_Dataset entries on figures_
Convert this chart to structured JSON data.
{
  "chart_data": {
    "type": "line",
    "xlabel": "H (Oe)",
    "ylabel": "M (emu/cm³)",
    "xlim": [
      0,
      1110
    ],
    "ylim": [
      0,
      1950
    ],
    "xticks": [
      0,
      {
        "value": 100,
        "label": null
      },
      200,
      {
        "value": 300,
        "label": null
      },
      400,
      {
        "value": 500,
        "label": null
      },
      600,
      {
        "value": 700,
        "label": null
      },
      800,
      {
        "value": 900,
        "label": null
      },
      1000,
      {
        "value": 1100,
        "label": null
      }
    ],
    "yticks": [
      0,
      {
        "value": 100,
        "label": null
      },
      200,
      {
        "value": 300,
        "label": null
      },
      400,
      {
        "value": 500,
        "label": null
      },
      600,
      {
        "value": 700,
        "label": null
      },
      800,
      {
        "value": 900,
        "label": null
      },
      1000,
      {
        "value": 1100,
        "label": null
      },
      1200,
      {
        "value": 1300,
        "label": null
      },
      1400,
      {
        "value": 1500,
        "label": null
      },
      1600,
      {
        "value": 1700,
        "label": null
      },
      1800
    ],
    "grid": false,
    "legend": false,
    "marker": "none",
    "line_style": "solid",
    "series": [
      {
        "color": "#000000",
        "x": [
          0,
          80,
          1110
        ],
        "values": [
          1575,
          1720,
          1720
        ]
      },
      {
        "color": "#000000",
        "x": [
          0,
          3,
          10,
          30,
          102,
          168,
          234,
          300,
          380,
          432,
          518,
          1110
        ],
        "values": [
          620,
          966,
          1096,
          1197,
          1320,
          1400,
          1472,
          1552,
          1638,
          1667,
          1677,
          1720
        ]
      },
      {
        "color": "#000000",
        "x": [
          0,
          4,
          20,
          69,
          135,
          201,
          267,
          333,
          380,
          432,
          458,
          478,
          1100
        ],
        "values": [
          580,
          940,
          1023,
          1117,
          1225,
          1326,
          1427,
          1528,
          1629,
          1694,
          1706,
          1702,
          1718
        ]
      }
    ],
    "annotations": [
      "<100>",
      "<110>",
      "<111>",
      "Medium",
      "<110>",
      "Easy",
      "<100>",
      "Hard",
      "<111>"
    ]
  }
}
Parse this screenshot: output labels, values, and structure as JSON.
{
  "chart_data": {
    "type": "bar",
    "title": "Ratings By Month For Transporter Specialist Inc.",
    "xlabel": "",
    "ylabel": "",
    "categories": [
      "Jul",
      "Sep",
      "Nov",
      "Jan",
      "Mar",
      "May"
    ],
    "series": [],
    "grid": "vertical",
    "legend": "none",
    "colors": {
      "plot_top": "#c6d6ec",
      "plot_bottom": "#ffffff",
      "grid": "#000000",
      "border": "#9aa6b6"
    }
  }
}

_Job_
Write out the full listing exactly as given.

_Output of the task_
Convert this chart to structured JSON data.
{
  "chart_data": {
    "type": "line",
    "xlabel": "H (Oe)",
    "ylabel": "M (emu/cm³)",
    "xlim": [
      0,
      1110
    ],
    "ylim": [
      0,
      1950
    ],
    "xticks": [
      0,
      {
        "value": 100,
        "label": null
      },
      200,
      {
        "value": 300,
        "label": null
      },
      400,
      {
        "value": 500,
        "label": null
      },
      600,
      {
        "value": 700,
        "label": null
      },
      800,
      {
        "value": 900,
        "label": null
      },
      1000,
      {
        "value": 1100,
        "label": null
      }
    ],
    "yticks": [
      0,
      {
        "value": 100,
        "label": null
      },
      200,
      {
        "value": 300,
        "label": null
      },
      400,
      {
        "value": 500,
        "label": null
      },
      600,
      {
        "value": 700,
        "label": null
      },
      800,
      {
        "value": 900,
        "label": null
      },
      1000,
      {
        "value": 1100,
        "label": null
      },
      1200,
      {
        "value": 1300,
        "label": null
      },
      1400,
      {
        "value": 1500,
        "label": null
      },
      1600,
      {
        "value": 1700,
        "label": null
      },
      1800
    ],
    "grid": false,
    "legend": false,
    "marker": "none",
    "line_style": "solid",
    "series": [
      {
        "color": "#000000",
        "x": [
          0,
          80,
          1110
        ],
        "values": [
          1575,
          1720,
          1720
        ]
      },
      {
        "color": "#000000",
        "x": [
          0,
          3,
          10,
          30,
          102,
          168,
          234,
          300,
          380,
          432,
          518,
          1110
        ],
        "values": [
          620,
          966,
          1096,
          1197,
          1320,
          1400,
          1472,
          1552,
          1638,
          1667,
          1677,
          1720
        ]
      },
      {
        "color": "#000000",
        "x": [
          0,
          4,
          20,
          69,
          135,
          201,
          267,
          333,
          380,
          432,
          458,
          478,
          1100
        ],
        "values": [
          580,
          940,
          1023,
          1117,
          1225,
          1326,
          1427,
          1528,
          1629,
          1694,
          1706,
          1702,
          1718
        ]
      }
    ],
    "annotations": [
      "<100>",
      "<110>",
      "<111>",
      "Medium",
      "<110>",
      "Easy",
      "<100>",
      "Hard",
      "<111>"
    ]
  }
}
Parse this screenshot: output labels, values, and structure as JSON.
{
  "chart_data": {
    "type": "bar",
    "title": "Ratings By Month For Transporter Specialist Inc.",
    "xlabel": "",
    "ylabel": "",
    "categories": [
      "Jul",
      "Sep",
      "Nov",
      "Jan",
      "Mar",
      "May"
    ],
    "series": [],
    "grid": "vertical",
    "legend": "none",
    "colors": {
      "plot_top": "#c6d6ec",
      "plot_bottom": "#ffffff",
      "grid": "#000000",
      "border": "#9aa6b6"
    }
  }
}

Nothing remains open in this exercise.